### Directions for this task
Check the listing below line by line and report how many lines hold "down", with no other words.

##############################

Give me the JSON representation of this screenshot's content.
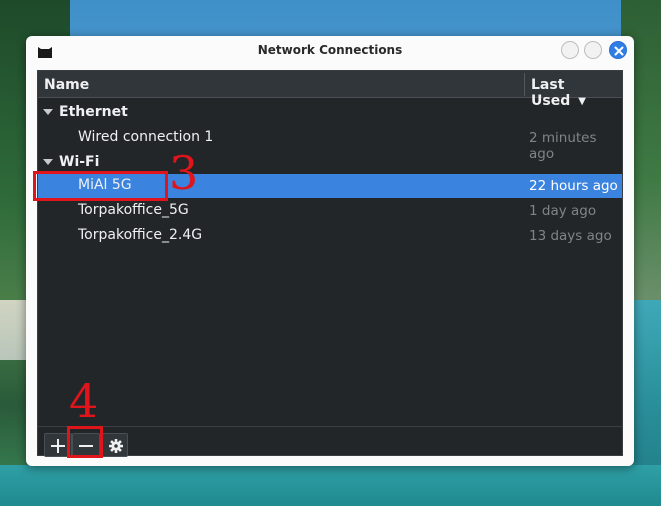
{
  "window": {
    "title": "Network Connections"
  },
  "columns": {
    "name": "Name",
    "last_used": "Last Used"
  },
  "groups": [
    {
      "label": "Ethernet",
      "items": [
        {
          "name": "Wired connection 1",
          "time": "2 minutes ago"
        }
      ]
    },
    {
      "label": "Wi-Fi",
      "items": [
        {
          "name": "MiAl 5G",
          "time": "22 hours ago",
          "selected": true
        },
        {
          "name": "Torpakoffice_5G",
          "time": "1 day ago"
        },
        {
          "name": "Torpakoffice_2.4G",
          "time": "13 days ago"
        }
      ]
    }
  ],
  "annotations": {
    "step3": "3",
    "step4": "4"
  },
  "icons": {
    "app": "app-icon",
    "minimize": "minimize-icon",
    "maximize": "maximize-icon",
    "close": "close-icon",
    "expand": "triangle-down-icon",
    "sort": "sort-down-icon",
    "add": "plus-icon",
    "remove": "minus-icon",
    "settings": "gear-icon"
  },
  "colors": {
    "accent": "#3a83de",
    "annotation": "#e0151b",
    "panel": "#232629"
  }
}
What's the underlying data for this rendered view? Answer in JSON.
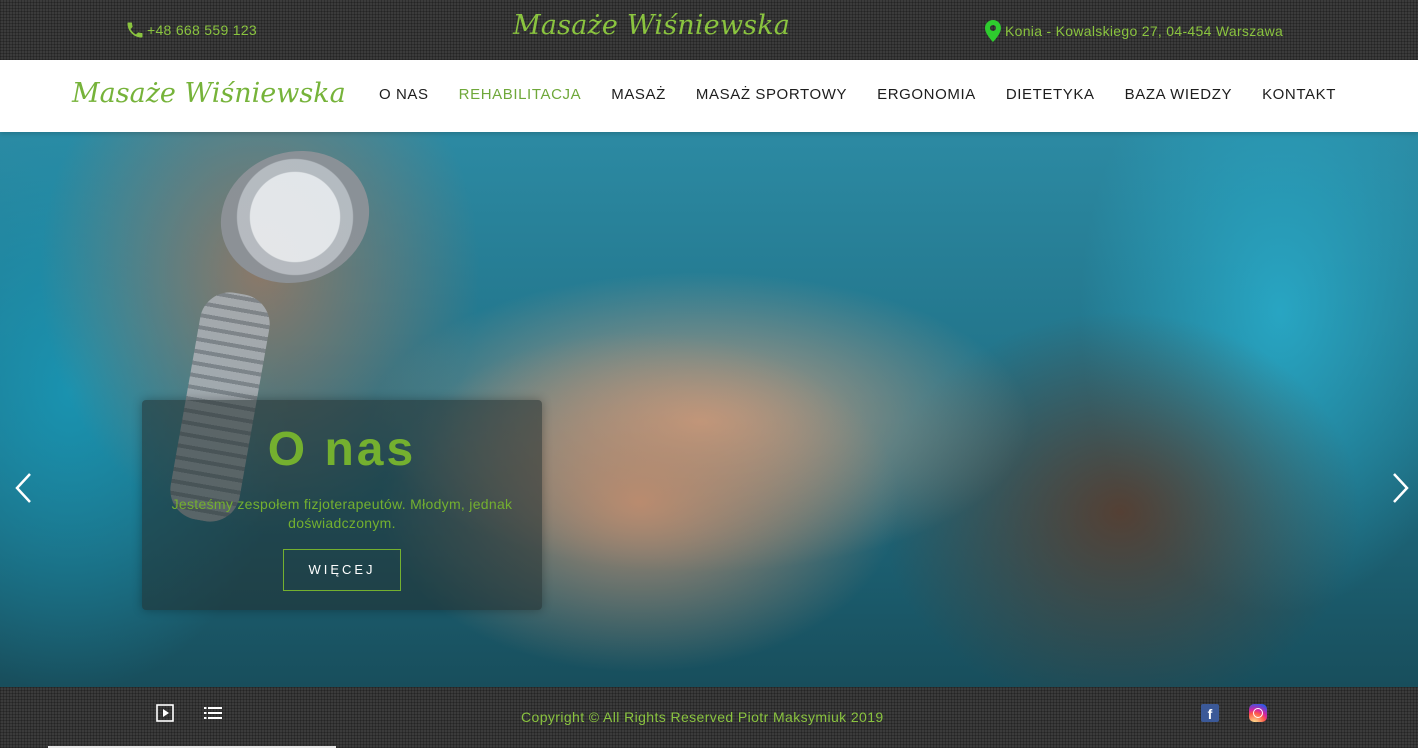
{
  "topbar": {
    "phone": "+48 668 559 123",
    "brand": "Masaże Wiśniewska",
    "address": "Konia - Kowalskiego 27, 04-454 Warszawa"
  },
  "navbar": {
    "logo": "Masaże Wiśniewska",
    "items": [
      {
        "label": "O NAS",
        "active": false
      },
      {
        "label": "REHABILITACJA",
        "active": true
      },
      {
        "label": "MASAŻ",
        "active": false
      },
      {
        "label": "MASAŻ SPORTOWY",
        "active": false
      },
      {
        "label": "ERGONOMIA",
        "active": false
      },
      {
        "label": "DIETETYKA",
        "active": false
      },
      {
        "label": "BAZA WIEDZY",
        "active": false
      },
      {
        "label": "KONTAKT",
        "active": false
      }
    ]
  },
  "hero": {
    "title": "O nas",
    "text": "Jesteśmy zespołem fizjoterapeutów. Młodym, jednak doświadczonym.",
    "button": "WIĘCEJ",
    "prev_icon": "chevron-left-icon",
    "next_icon": "chevron-right-icon"
  },
  "footer": {
    "copyright": "Copyright © All Rights Reserved Piotr Maksymiuk 2019",
    "play_icon": "play-icon",
    "list_icon": "list-icon",
    "facebook_glyph": "f",
    "social": [
      "facebook-icon",
      "instagram-icon"
    ]
  },
  "colors": {
    "accent": "#8ac43f",
    "active_nav": "#6fa83a",
    "dark_bar": "#3b3b3b",
    "facebook": "#3b5998"
  }
}
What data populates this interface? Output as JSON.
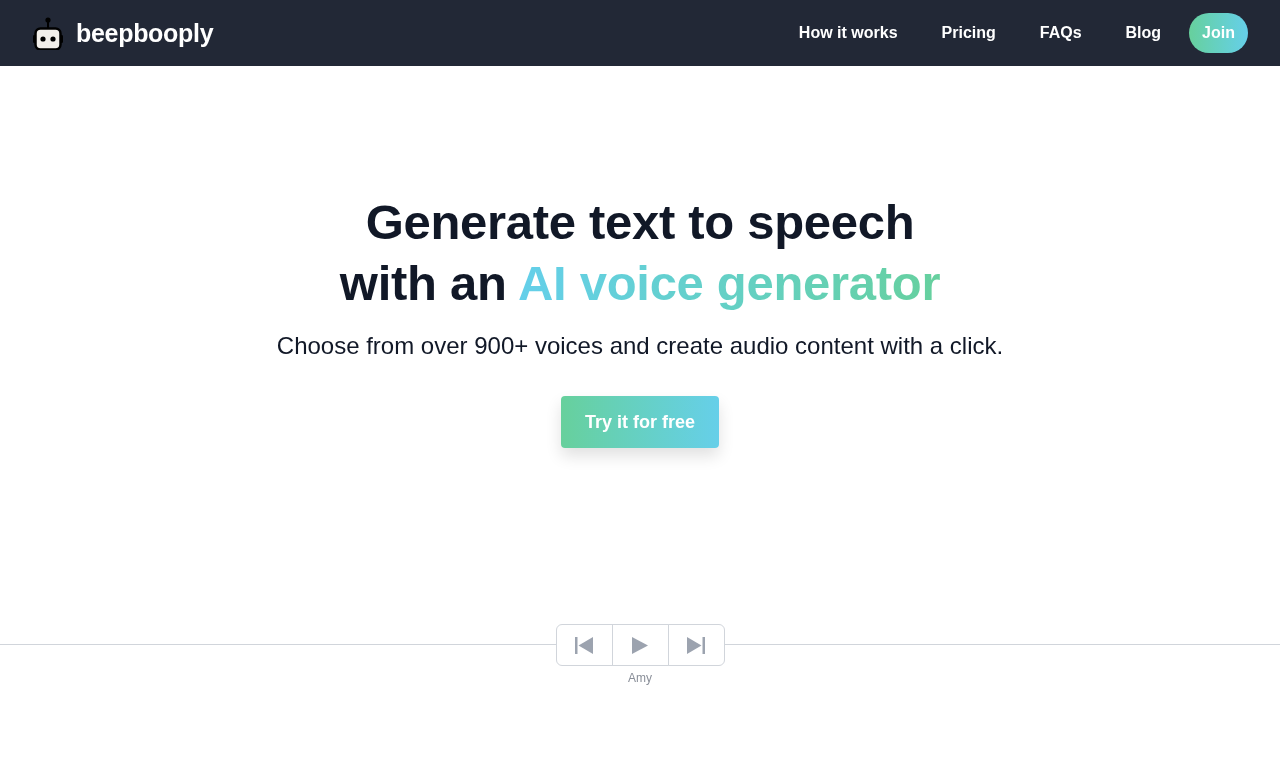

##############################

### Result
2